*WRITTEN TASK*
Pictures do not belong in the copy; quote every entry below exactly.

##### THE DATA #####

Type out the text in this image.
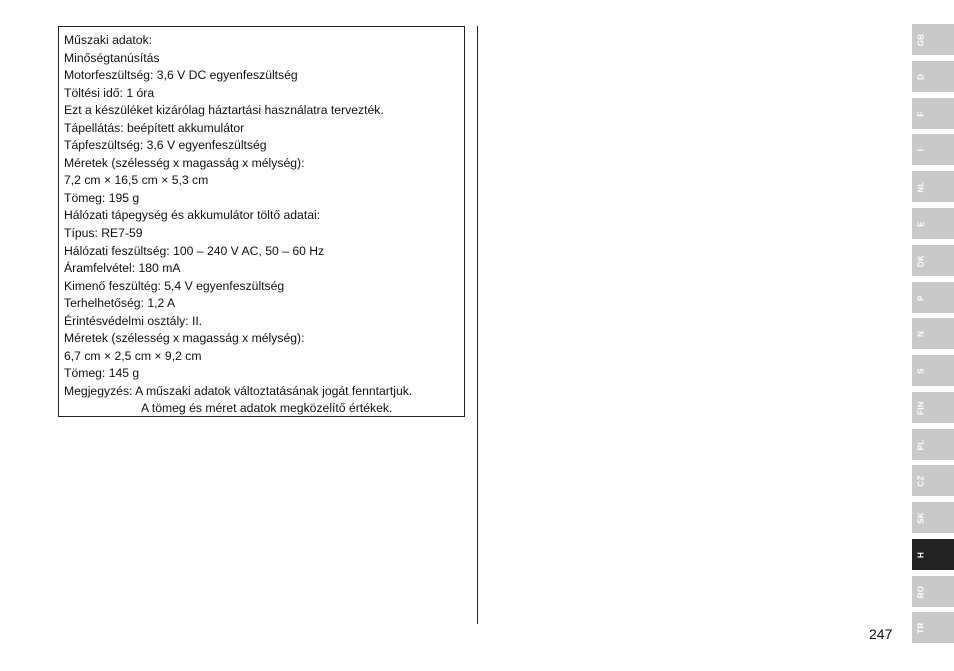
Műszaki adatok:
Minőségtanúsítás
Motorfeszültség: 3,6 V DC egyenfeszültség
Töltési idő: 1 óra
Ezt a készüléket kizárólag háztartási használatra tervezték.
Tápellátás: beépített akkumulátor
Tápfeszültség: 3,6 V egyenfeszültség
Méretek (szélesség x magasság x mélység):
7,2 cm × 16,5 cm × 5,3 cm
Tömeg: 195 g
Hálózati tápegység és akkumulátor töltő adatai:
Típus: RE7-59
Hálózati feszültség: 100 – 240 V AC, 50 – 60 Hz
Áramfelvétel: 180 mA
Kimenő feszültég: 5,4 V egyenfeszültség
Terhelhetőség: 1,2 A
Érintésvédelmi osztály: II.
Méretek (szélesség x magasság x mélység):
6,7 cm × 2,5 cm × 9,2 cm
Tömeg: 145 g
Megjegyzés: A műszaki adatok változtatásának jogát fenntartjuk.
A tömeg és méret adatok megközelítő értékek.
GB
D
F
I
NL
E
DK
P
N
S
FIN
PL
CZ
SK
H
RO
TR
247
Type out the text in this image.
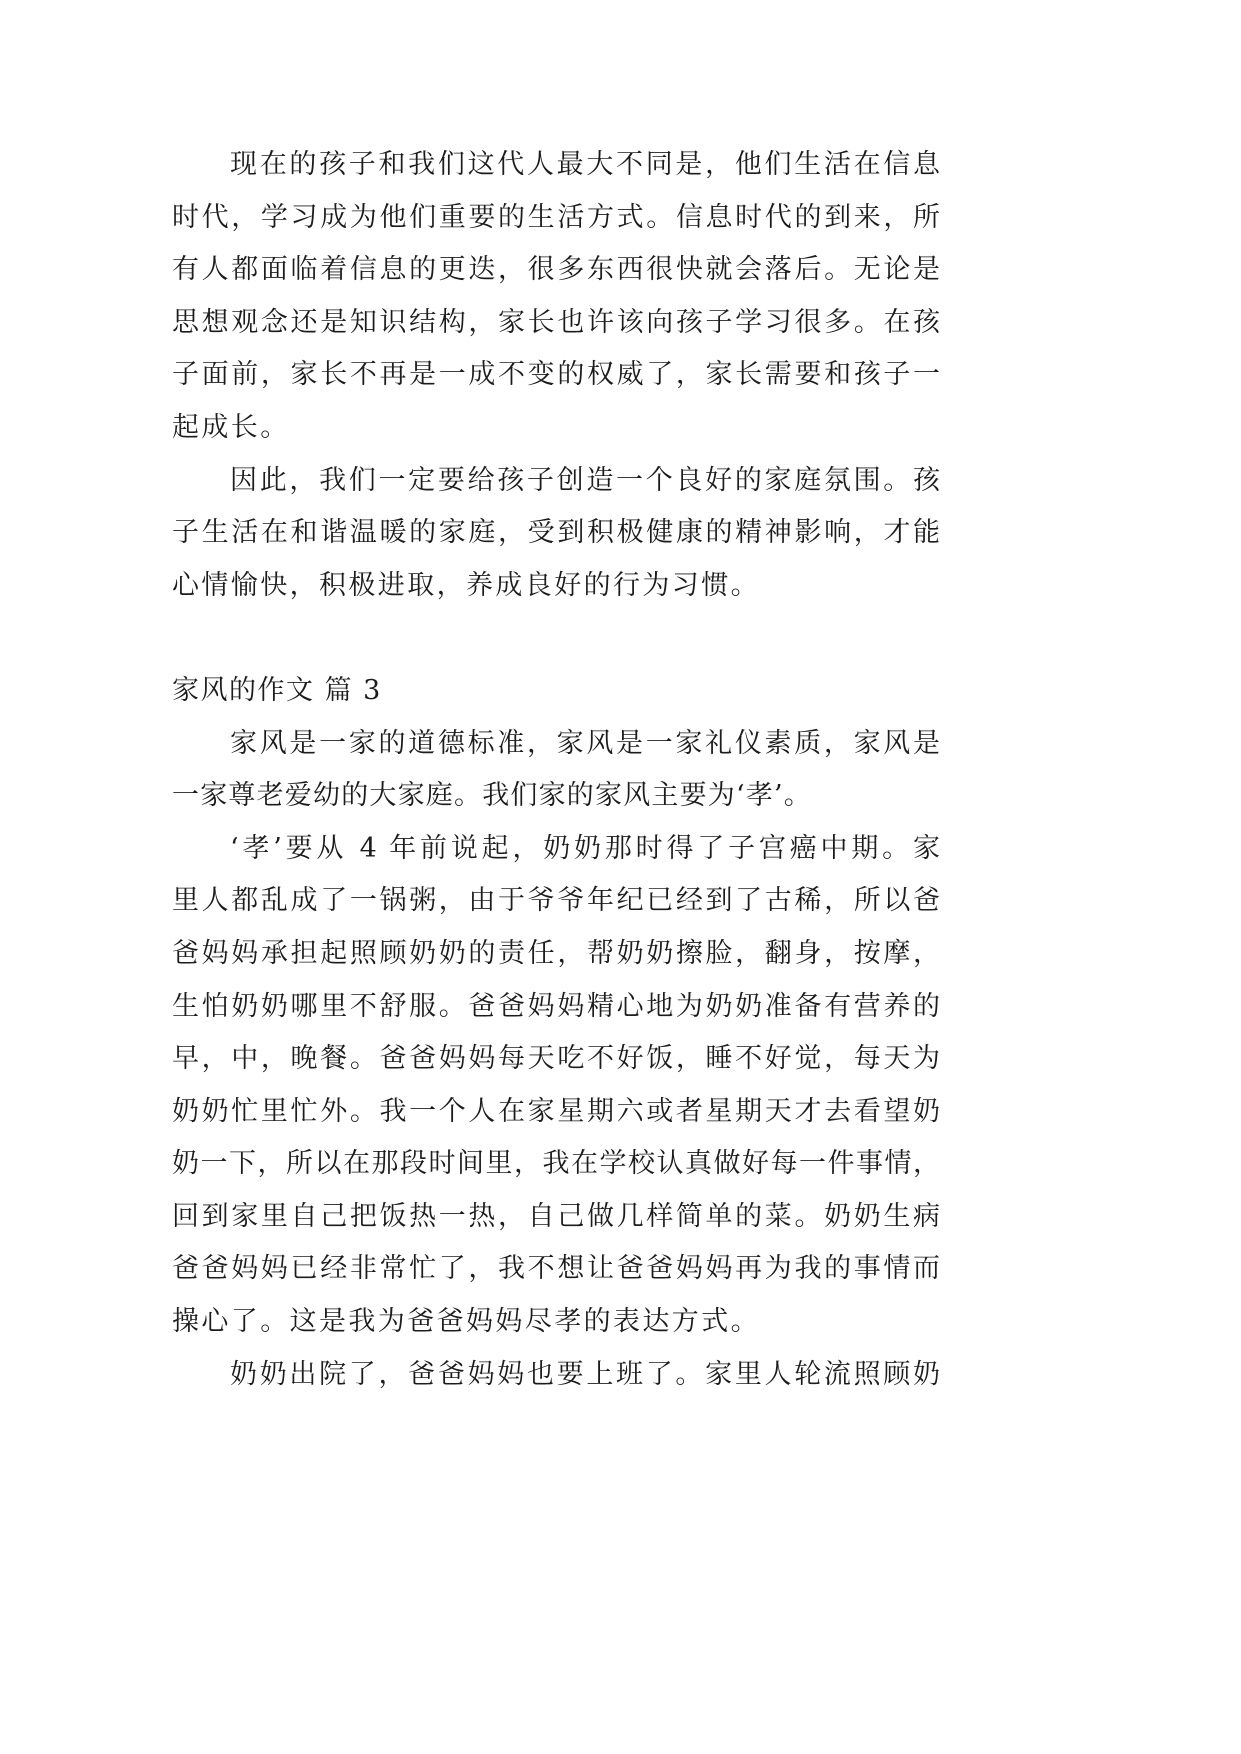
现在的孩子和我们这代人最大不同是，他们生活在信息
时代，学习成为他们重要的生活方式。信息时代的到来，所
有人都面临着信息的更迭，很多东西很快就会落后。无论是
思想观念还是知识结构，家长也许该向孩子学习很多。在孩
子面前，家长不再是一成不变的权威了，家长需要和孩子一
起成长。
因此，我们一定要给孩子创造一个良好的家庭氛围。孩
子生活在和谐温暖的家庭，受到积极健康的精神影响，才能
心情愉快，积极进取，养成良好的行为习惯。
家风的作文 篇 3
家风是一家的道德标准，家风是一家礼仪素质，家风是
一家尊老爱幼的大家庭。我们家的家风主要为‘孝’。
‘孝’要从 4 年前说起，奶奶那时得了子宫癌中期。家
里人都乱成了一锅粥，由于爷爷年纪已经到了古稀，所以爸
爸妈妈承担起照顾奶奶的责任，帮奶奶擦脸，翻身，按摩，
生怕奶奶哪里不舒服。爸爸妈妈精心地为奶奶准备有营养的
早，中，晚餐。爸爸妈妈每天吃不好饭，睡不好觉，每天为
奶奶忙里忙外。我一个人在家星期六或者星期天才去看望奶
奶一下，所以在那段时间里，我在学校认真做好每一件事情，
回到家里自己把饭热一热，自己做几样简单的菜。奶奶生病
爸爸妈妈已经非常忙了，我不想让爸爸妈妈再为我的事情而
操心了。这是我为爸爸妈妈尽孝的表达方式。
奶奶出院了，爸爸妈妈也要上班了。家里人轮流照顾奶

#####

*EXERCISE RESULT*
Type out the text in this image.
Műszaki adatok:
Minőségtanúsítás
Motorfeszültség: 3,6 V DC egyenfeszültség
Töltési idő: 1 óra
Ezt a készüléket kizárólag háztartási használatra tervezték.
Tápellátás: beépített akkumulátor
Tápfeszültség: 3,6 V egyenfeszültség
Méretek (szélesség x magasság x mélység):
7,2 cm × 16,5 cm × 5,3 cm
Tömeg: 195 g
Hálózati tápegység és akkumulátor töltő adatai:
Típus: RE7-59
Hálózati feszültség: 100 – 240 V AC, 50 – 60 Hz
Áramfelvétel: 180 mA
Kimenő feszültég: 5,4 V egyenfeszültség
Terhelhetőség: 1,2 A
Érintésvédelmi osztály: II.
Méretek (szélesség x magasság x mélység):
6,7 cm × 2,5 cm × 9,2 cm
Tömeg: 145 g
Megjegyzés: A műszaki adatok változtatásának jogát fenntartjuk.
A tömeg és méret adatok megközelítő értékek.
GB
D
F
I
NL
E
DK
P
N
S
FIN
PL
CZ
SK
H
RO
TR
247
Type out the text in this image.
现在的孩子和我们这代人最大不同是，他们生活在信息
时代，学习成为他们重要的生活方式。信息时代的到来，所
有人都面临着信息的更迭，很多东西很快就会落后。无论是
思想观念还是知识结构，家长也许该向孩子学习很多。在孩
子面前，家长不再是一成不变的权威了，家长需要和孩子一
起成长。
因此，我们一定要给孩子创造一个良好的家庭氛围。孩
子生活在和谐温暖的家庭，受到积极健康的精神影响，才能
心情愉快，积极进取，养成良好的行为习惯。
家风的作文 篇 3
家风是一家的道德标准，家风是一家礼仪素质，家风是
一家尊老爱幼的大家庭。我们家的家风主要为‘孝’。
‘孝’要从 4 年前说起，奶奶那时得了子宫癌中期。家
里人都乱成了一锅粥，由于爷爷年纪已经到了古稀，所以爸
爸妈妈承担起照顾奶奶的责任，帮奶奶擦脸，翻身，按摩，
生怕奶奶哪里不舒服。爸爸妈妈精心地为奶奶准备有营养的
早，中，晚餐。爸爸妈妈每天吃不好饭，睡不好觉，每天为
奶奶忙里忙外。我一个人在家星期六或者星期天才去看望奶
奶一下，所以在那段时间里，我在学校认真做好每一件事情，
回到家里自己把饭热一热，自己做几样简单的菜。奶奶生病
爸爸妈妈已经非常忙了，我不想让爸爸妈妈再为我的事情而
操心了。这是我为爸爸妈妈尽孝的表达方式。
奶奶出院了，爸爸妈妈也要上班了。家里人轮流照顾奶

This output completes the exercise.